● Your goal
Write every record out again exactly, and keep images out of it.
------------------------
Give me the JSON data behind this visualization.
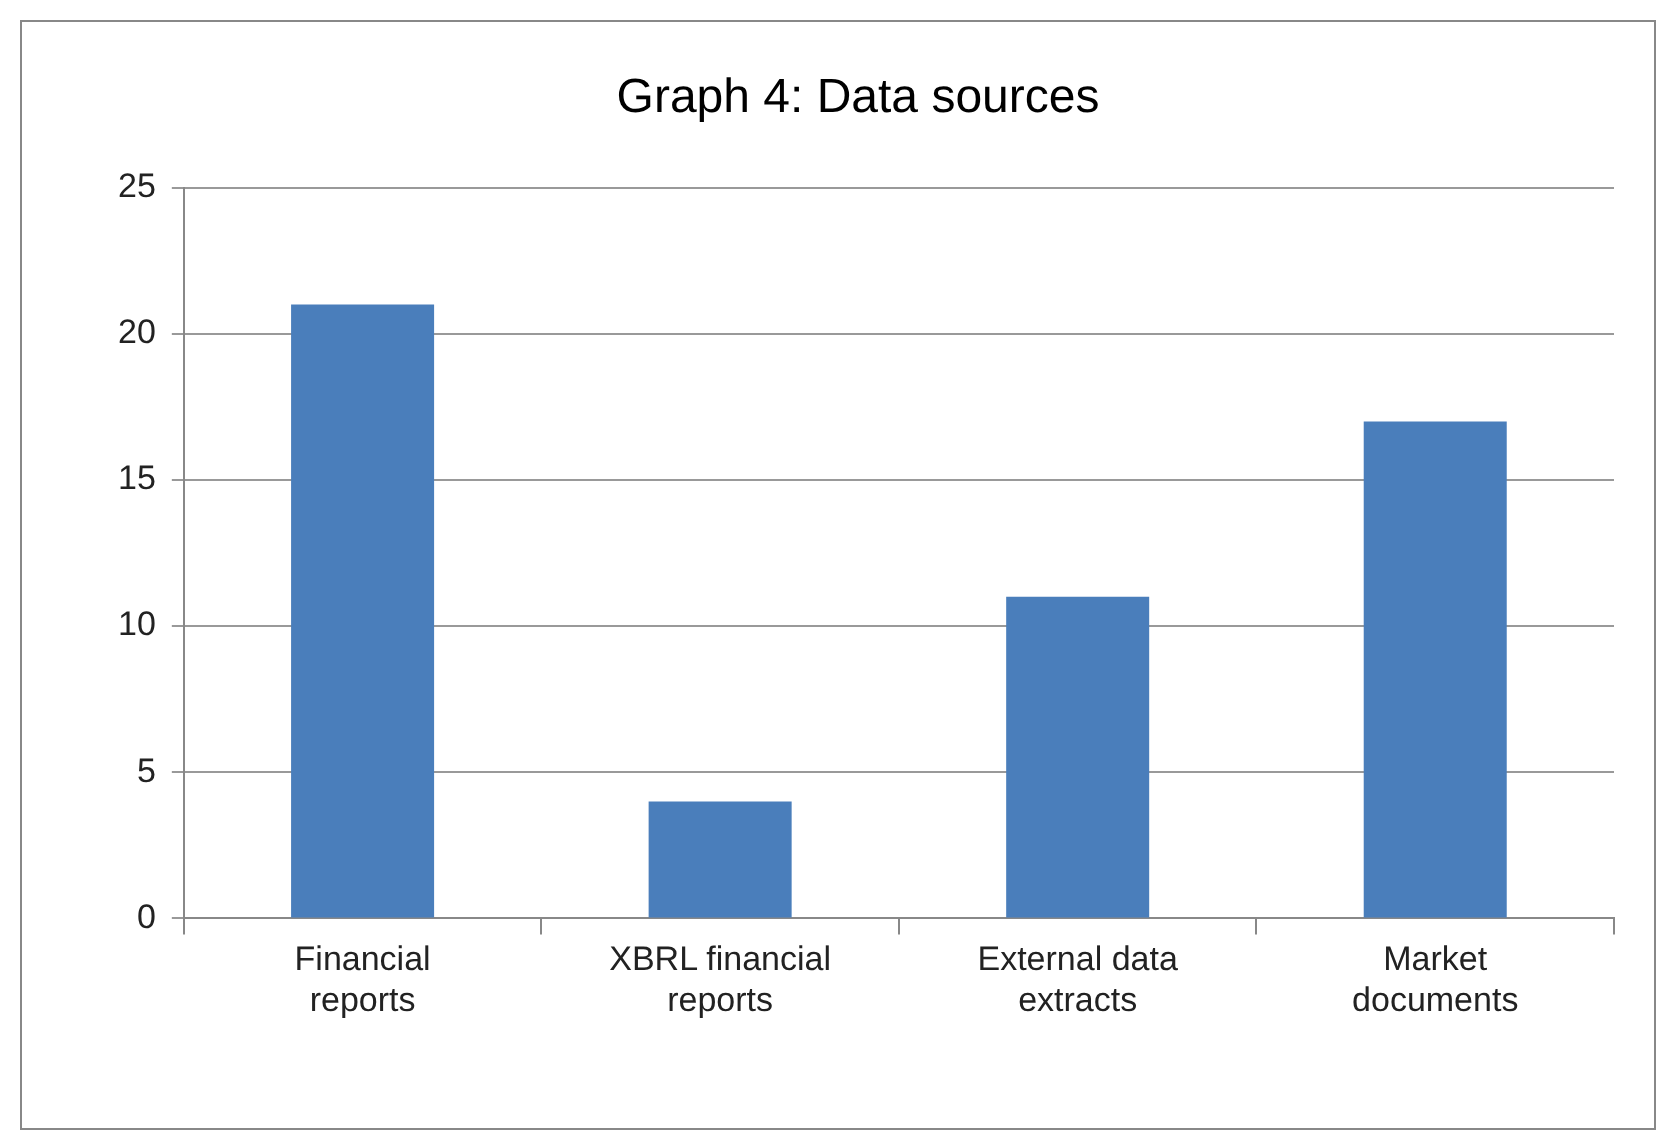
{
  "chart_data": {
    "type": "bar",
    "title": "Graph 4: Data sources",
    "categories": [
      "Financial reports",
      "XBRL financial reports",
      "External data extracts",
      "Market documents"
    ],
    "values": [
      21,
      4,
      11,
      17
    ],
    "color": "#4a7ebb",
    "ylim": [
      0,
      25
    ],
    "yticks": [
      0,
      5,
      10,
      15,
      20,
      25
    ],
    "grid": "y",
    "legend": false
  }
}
------------------------
● Response to the task
Give me the JSON data behind this visualization.
{
  "chart_data": {
    "type": "bar",
    "title": "Graph 4: Data sources",
    "categories": [
      "Financial reports",
      "XBRL financial reports",
      "External data extracts",
      "Market documents"
    ],
    "values": [
      21,
      4,
      11,
      17
    ],
    "color": "#4a7ebb",
    "ylim": [
      0,
      25
    ],
    "yticks": [
      0,
      5,
      10,
      15,
      20,
      25
    ],
    "grid": "y",
    "legend": false
  }
}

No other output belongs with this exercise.